→ **Your goal**: Output the data word for word, dropping every image.
** Start of Material provided **
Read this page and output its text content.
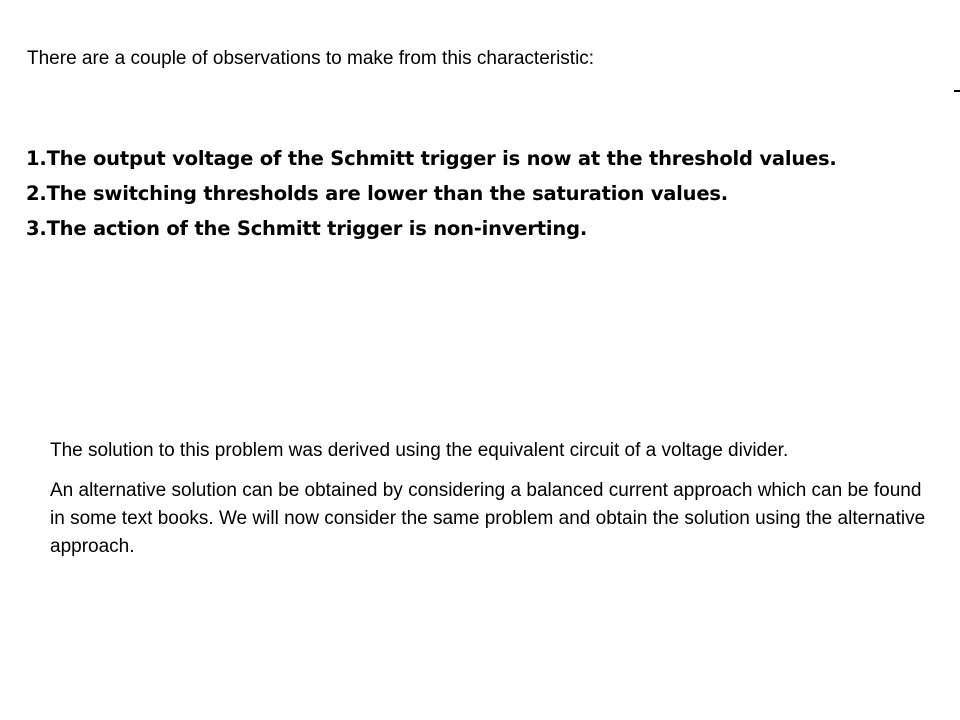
There are a couple of observations to make from this characteristic:

1.The output voltage of the Schmitt trigger is now at the threshold values.
2.The switching thresholds are lower than the saturation values.
3.The action of the Schmitt trigger is non-inverting.

The solution to this problem was derived using the equivalent circuit of a voltage divider.

An alternative solution can be obtained by considering a balanced current approach which can be found in some text books. We will now consider the same problem and obtain the solution using the alternative approach.
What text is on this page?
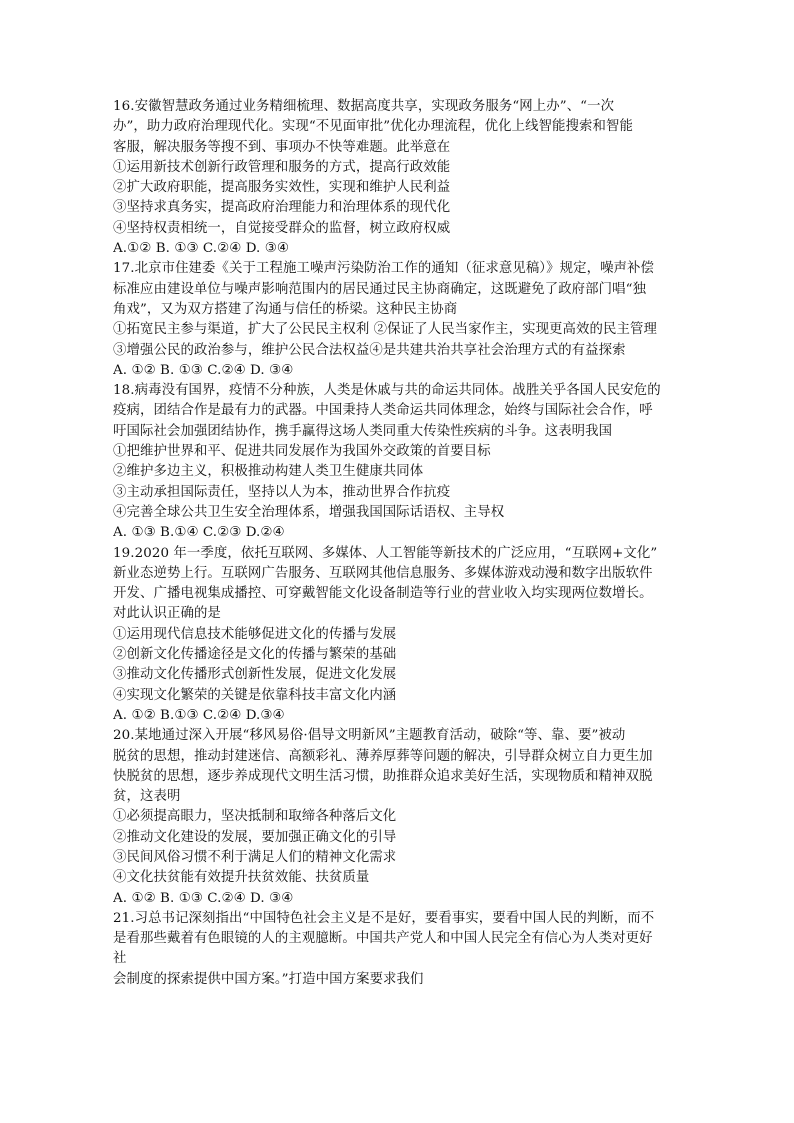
16.安徽智慧政务通过业务精细梳理、数据高度共享，实现政务服务“网上办”、“一次
办”，助力政府治理现代化。实现“不见面审批”优化办理流程，优化上线智能搜索和智能
客服，解决服务等搜不到、事项办不快等难题。此举意在
①运用新技术创新行政管理和服务的方式，提高行政效能
②扩大政府职能，提高服务实效性，实现和维护人民利益
③坚持求真务实，提高政府治理能力和治理体系的现代化
④坚持权责相统一，自觉接受群众的监督，树立政府权威
A.①② B. ①③ C.②④ D. ③④
17.北京市住建委《关于工程施工噪声污染防治工作的通知（征求意见稿）》规定，噪声补偿
标准应由建设单位与噪声影响范围内的居民通过民主协商确定，这既避免了政府部门唱“独
角戏”，又为双方搭建了沟通与信任的桥梁。这种民主协商
①拓宽民主参与渠道，扩大了公民民主权利 ②保证了人民当家作主，实现更高效的民主管理
③增强公民的政治参与，维护公民合法权益④是共建共治共享社会治理方式的有益探索
A. ①② B. ①③ C.②④ D. ③④
18.病毒没有国界，疫情不分种族，人类是休戚与共的命运共同体。战胜关乎各国人民安危的
疫病，团结合作是最有力的武器。中国秉持人类命运共同体理念，始终与国际社会合作，呼
吁国际社会加强团结协作，携手赢得这场人类同重大传染性疾病的斗争。这表明我国
①把维护世界和平、促进共同发展作为我国外交政策的首要目标
②维护多边主义，积极推动构建人类卫生健康共同体
③主动承担国际责任，坚持以人为本，推动世界合作抗疫
④完善全球公共卫生安全治理体系，增强我国国际话语权、主导权
A. ①③ B.①④ C.②③ D.②④
19.2020 年一季度，依托互联网、多媒体、人工智能等新技术的广泛应用，“互联网+文化”
新业态逆势上行。互联网广告服务、互联网其他信息服务、多媒体游戏动漫和数字出版软件
开发、广播电视集成播控、可穿戴智能文化设备制造等行业的营业收入均实现两位数增长。
对此认识正确的是
①运用现代信息技术能够促进文化的传播与发展
②创新文化传播途径是文化的传播与繁荣的基础
③推动文化传播形式创新性发展，促进文化发展
④实现文化繁荣的关键是依靠科技丰富文化内涵
A. ①② B.①③ C.②④ D.③④
20.某地通过深入开展“移风易俗·倡导文明新风”主题教育活动，破除“等、靠、要”被动
脱贫的思想，推动封建迷信、高额彩礼、薄养厚葬等问题的解决，引导群众树立自力更生加
快脱贫的思想，逐步养成现代文明生活习惯，助推群众追求美好生活，实现物质和精神双脱
贫，这表明
①必须提高眼力，坚决抵制和取缔各种落后文化
②推动文化建设的发展，要加强正确文化的引导
③民间风俗习惯不利于满足人们的精神文化需求
④文化扶贫能有效提升扶贫效能、扶贫质量
A. ①② B. ①③ C.②④ D. ③④
21.习总书记深刻指出“中国特色社会主义是不是好，要看事实，要看中国人民的判断，而不
是看那些戴着有色眼镜的人的主观臆断。中国共产党人和中国人民完全有信心为人类对更好
社
会制度的探索提供中国方案。”打造中国方案要求我们
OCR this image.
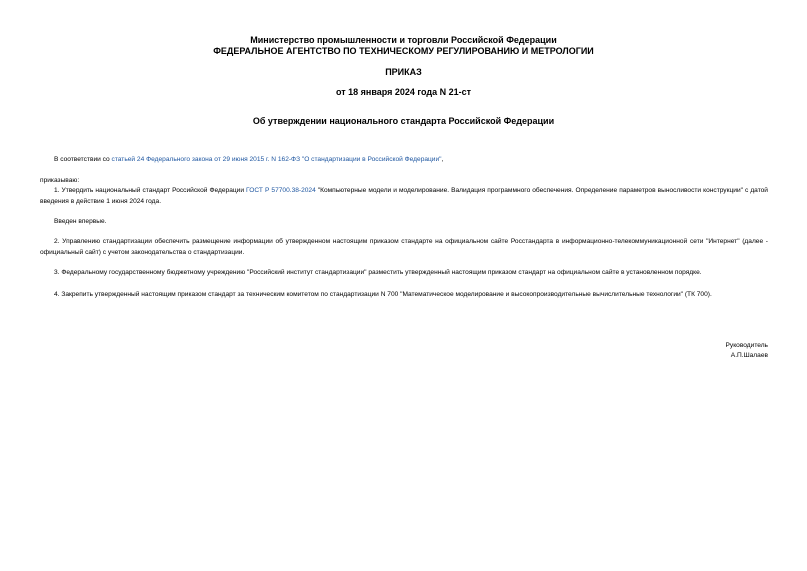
Министерство промышленности и торговли Российской Федерации
ФЕДЕРАЛЬНОЕ АГЕНТСТВО ПО ТЕХНИЧЕСКОМУ РЕГУЛИРОВАНИЮ И МЕТРОЛОГИИ
ПРИКАЗ
от 18 января 2024 года N 21-ст
Об утверждении национального стандарта Российской Федерации
В соответствии со статьей 24 Федерального закона от 29 июня 2015 г. N 162-ФЗ "О стандартизации в Российской Федерации",
приказываю:
1. Утвердить национальный стандарт Российской Федерации ГОСТ Р 57700.38-2024 "Компьютерные модели и моделирование. Валидация программного обеспечения. Определение параметров выносливости конструкции" с датой введения в действие 1 июня 2024 года.
Введен впервые.
2. Управлению стандартизации обеспечить размещение информации об утвержденном настоящим приказом стандарте на официальном сайте Росстандарта в информационно-телекоммуникационной сети "Интернет" (далее - официальный сайт) с учетом законодательства о стандартизации.
3. Федеральному государственному бюджетному учреждению "Российский институт стандартизации" разместить утвержденный настоящим приказом стандарт на официальном сайте в установленном порядке.
4. Закрепить утвержденный настоящим приказом стандарт за техническим комитетом по стандартизации N 700 "Математическое моделирование и высокопроизводительные вычислительные технологии" (ТК 700).
Руководитель
А.П.Шалаев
** End of Material provided **
→ **Result**:
Read this page and output its text content.
There are a couple of observations to make from this characteristic:

1.The output voltage of the Schmitt trigger is now at the threshold values.
2.The switching thresholds are lower than the saturation values.
3.The action of the Schmitt trigger is non-inverting.

The solution to this problem was derived using the equivalent circuit of a voltage divider.

An alternative solution can be obtained by considering a balanced current approach which can be found in some text books. We will now consider the same problem and obtain the solution using the alternative approach.
What text is on this page?
16.安徽智慧政务通过业务精细梳理、数据高度共享，实现政务服务“网上办”、“一次
办”，助力政府治理现代化。实现“不见面审批”优化办理流程，优化上线智能搜索和智能
客服，解决服务等搜不到、事项办不快等难题。此举意在
①运用新技术创新行政管理和服务的方式，提高行政效能
②扩大政府职能，提高服务实效性，实现和维护人民利益
③坚持求真务实，提高政府治理能力和治理体系的现代化
④坚持权责相统一，自觉接受群众的监督，树立政府权威
A.①② B. ①③ C.②④ D. ③④
17.北京市住建委《关于工程施工噪声污染防治工作的通知（征求意见稿）》规定，噪声补偿
标准应由建设单位与噪声影响范围内的居民通过民主协商确定，这既避免了政府部门唱“独
角戏”，又为双方搭建了沟通与信任的桥梁。这种民主协商
①拓宽民主参与渠道，扩大了公民民主权利 ②保证了人民当家作主，实现更高效的民主管理
③增强公民的政治参与，维护公民合法权益④是共建共治共享社会治理方式的有益探索
A. ①② B. ①③ C.②④ D. ③④
18.病毒没有国界，疫情不分种族，人类是休戚与共的命运共同体。战胜关乎各国人民安危的
疫病，团结合作是最有力的武器。中国秉持人类命运共同体理念，始终与国际社会合作，呼
吁国际社会加强团结协作，携手赢得这场人类同重大传染性疾病的斗争。这表明我国
①把维护世界和平、促进共同发展作为我国外交政策的首要目标
②维护多边主义，积极推动构建人类卫生健康共同体
③主动承担国际责任，坚持以人为本，推动世界合作抗疫
④完善全球公共卫生安全治理体系，增强我国国际话语权、主导权
A. ①③ B.①④ C.②③ D.②④
19.2020 年一季度，依托互联网、多媒体、人工智能等新技术的广泛应用，“互联网+文化”
新业态逆势上行。互联网广告服务、互联网其他信息服务、多媒体游戏动漫和数字出版软件
开发、广播电视集成播控、可穿戴智能文化设备制造等行业的营业收入均实现两位数增长。
对此认识正确的是
①运用现代信息技术能够促进文化的传播与发展
②创新文化传播途径是文化的传播与繁荣的基础
③推动文化传播形式创新性发展，促进文化发展
④实现文化繁荣的关键是依靠科技丰富文化内涵
A. ①② B.①③ C.②④ D.③④
20.某地通过深入开展“移风易俗·倡导文明新风”主题教育活动，破除“等、靠、要”被动
脱贫的思想，推动封建迷信、高额彩礼、薄养厚葬等问题的解决，引导群众树立自力更生加
快脱贫的思想，逐步养成现代文明生活习惯，助推群众追求美好生活，实现物质和精神双脱
贫，这表明
①必须提高眼力，坚决抵制和取缔各种落后文化
②推动文化建设的发展，要加强正确文化的引导
③民间风俗习惯不利于满足人们的精神文化需求
④文化扶贫能有效提升扶贫效能、扶贫质量
A. ①② B. ①③ C.②④ D. ③④
21.习总书记深刻指出“中国特色社会主义是不是好，要看事实，要看中国人民的判断，而不
是看那些戴着有色眼镜的人的主观臆断。中国共产党人和中国人民完全有信心为人类对更好
社
会制度的探索提供中国方案。”打造中国方案要求我们
OCR this image.
Министерство промышленности и торговли Российской Федерации
ФЕДЕРАЛЬНОЕ АГЕНТСТВО ПО ТЕХНИЧЕСКОМУ РЕГУЛИРОВАНИЮ И МЕТРОЛОГИИ
ПРИКАЗ
от 18 января 2024 года N 21-ст
Об утверждении национального стандарта Российской Федерации
В соответствии со статьей 24 Федерального закона от 29 июня 2015 г. N 162-ФЗ "О стандартизации в Российской Федерации",
приказываю:
1. Утвердить национальный стандарт Российской Федерации ГОСТ Р 57700.38-2024 "Компьютерные модели и моделирование. Валидация программного обеспечения. Определение параметров выносливости конструкции" с датой введения в действие 1 июня 2024 года.
Введен впервые.
2. Управлению стандартизации обеспечить размещение информации об утвержденном настоящим приказом стандарте на официальном сайте Росстандарта в информационно-телекоммуникационной сети "Интернет" (далее - официальный сайт) с учетом законодательства о стандартизации.
3. Федеральному государственному бюджетному учреждению "Российский институт стандартизации" разместить утвержденный настоящим приказом стандарт на официальном сайте в установленном порядке.
4. Закрепить утвержденный настоящим приказом стандарт за техническим комитетом по стандартизации N 700 "Математическое моделирование и высокопроизводительные вычислительные технологии" (ТК 700).
Руководитель
А.П.Шалаев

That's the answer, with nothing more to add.